Tell how many lines include the string "cười". Answer with a single number.

GIVEN RECORDS -
---------------

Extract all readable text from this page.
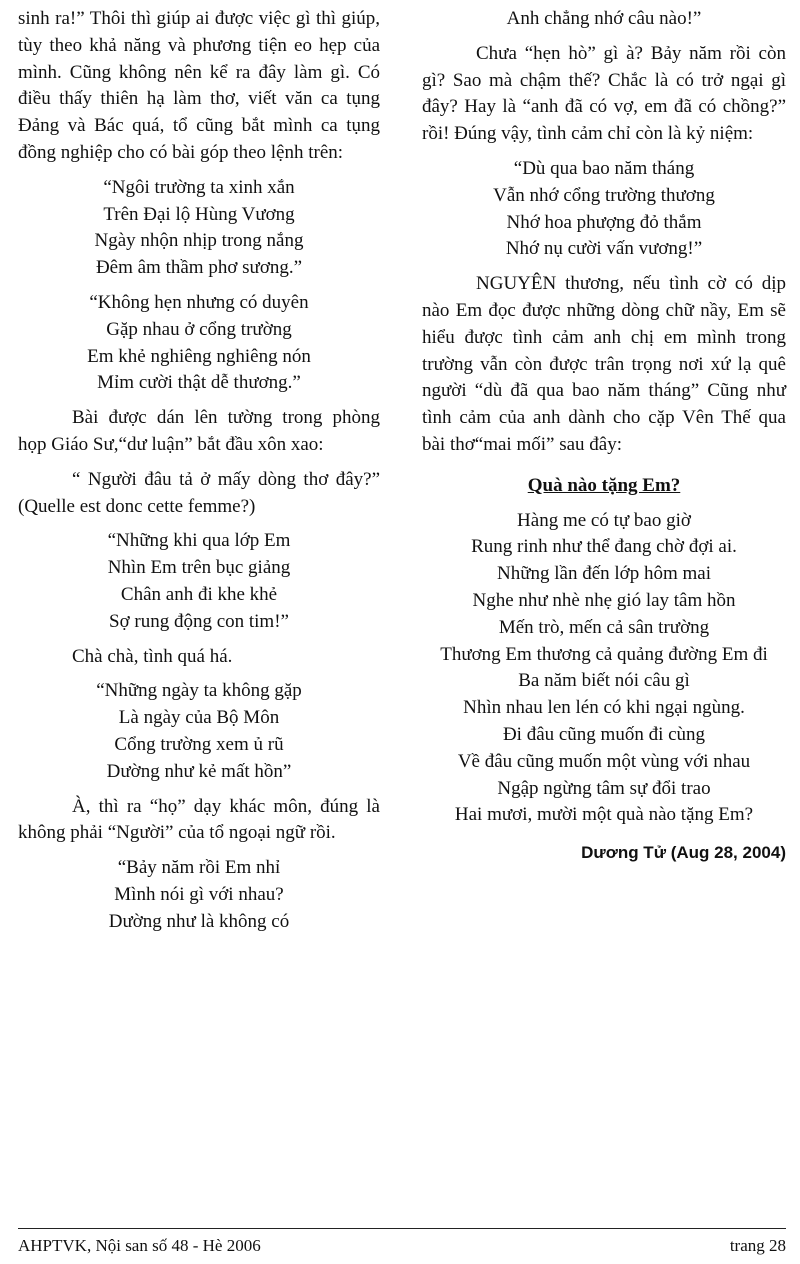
sinh ra!” Thôi thì giúp ai được việc gì thì giúp, tùy theo khả năng và phương tiện eo hẹp của mình. Cũng không nên kể ra đây làm gì. Có điều thấy thiên hạ làm thơ, viết văn ca tụng Đảng và Bác quá, tổ cũng bắt mình ca tụng đồng nghiệp cho có bài góp theo lệnh trên:

“Ngôi trường ta xinh xắn
Trên Đại lộ Hùng Vương
Ngày nhộn nhịp trong nắng
Đêm âm thầm phơ sương.”
“Không hẹn nhưng có duyên
Gặp nhau ở cổng trường
Em khẻ nghiêng nghiêng nón
Mỉm cười thật dễ thương.”

Bài được dán lên tường trong phòng họp Giáo Sư,“dư luận” bắt đầu xôn xao:

“ Người đâu tả ở mấy dòng thơ đây?” (Quelle est donc cette femme?)

“Những khi qua lớp Em
Nhìn Em trên bục giảng
Chân anh đi khe khẻ
Sợ rung động con tim!”

Chà chà, tình quá há.

“Những ngày ta không gặp
Là ngày của Bộ Môn
Cổng trường xem ủ rũ
Dường như kẻ mất hồn”

À, thì ra “họ” dạy khác môn, đúng là không phải “Người” của tổ ngoại ngữ rồi.

“Bảy năm rồi Em nhỉ
Mình nói gì với nhau?
Dường như là không có
Anh chẳng nhớ câu nào!”

Chưa “hẹn hò” gì à? Bảy năm rồi còn gì? Sao mà chậm thế? Chắc là có trở ngại gì đây? Hay là “anh đã có vợ, em đã có chồng?” rồi! Đúng vậy, tình cảm chỉ còn là kỷ niệm:

“Dù qua bao năm tháng
Vẫn nhớ cổng trường thương
Nhớ hoa phượng đỏ thắm
Nhớ nụ cười vấn vương!”

NGUYÊN thương, nếu tình cờ có dịp nào Em đọc được những dòng chữ nầy, Em sẽ hiểu được tình cảm anh chị em mình trong trường vẫn còn được trân trọng nơi xứ lạ quê người “dù đã qua bao năm tháng” Cũng như tình cảm của anh dành cho cặp Vên Thế qua bài thơ“mai mối” sau đây:

Quà nào tặng Em?
Hàng me có tự bao giờ
Rung rinh như thể đang chờ đợi ai.
Những lần đến lớp hôm mai
Nghe như nhè nhẹ gió lay tâm hồn
Mến trò, mến cả sân trường
Thương Em thương cả quảng đường Em đi
Ba năm biết nói câu gì
Nhìn nhau len lén có khi ngại ngùng.
Đi đâu cũng muốn đi cùng
Về đâu cũng muốn một vùng với nhau
Ngập ngừng tâm sự đổi trao
Hai mươi, mười một quà nào tặng Em?
Dương Tử (Aug 28, 2004)
AHPTVK, Nội san số 48 - Hè 2006	trang 28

---------------

SOLUTION TO THE EXERCISE -
2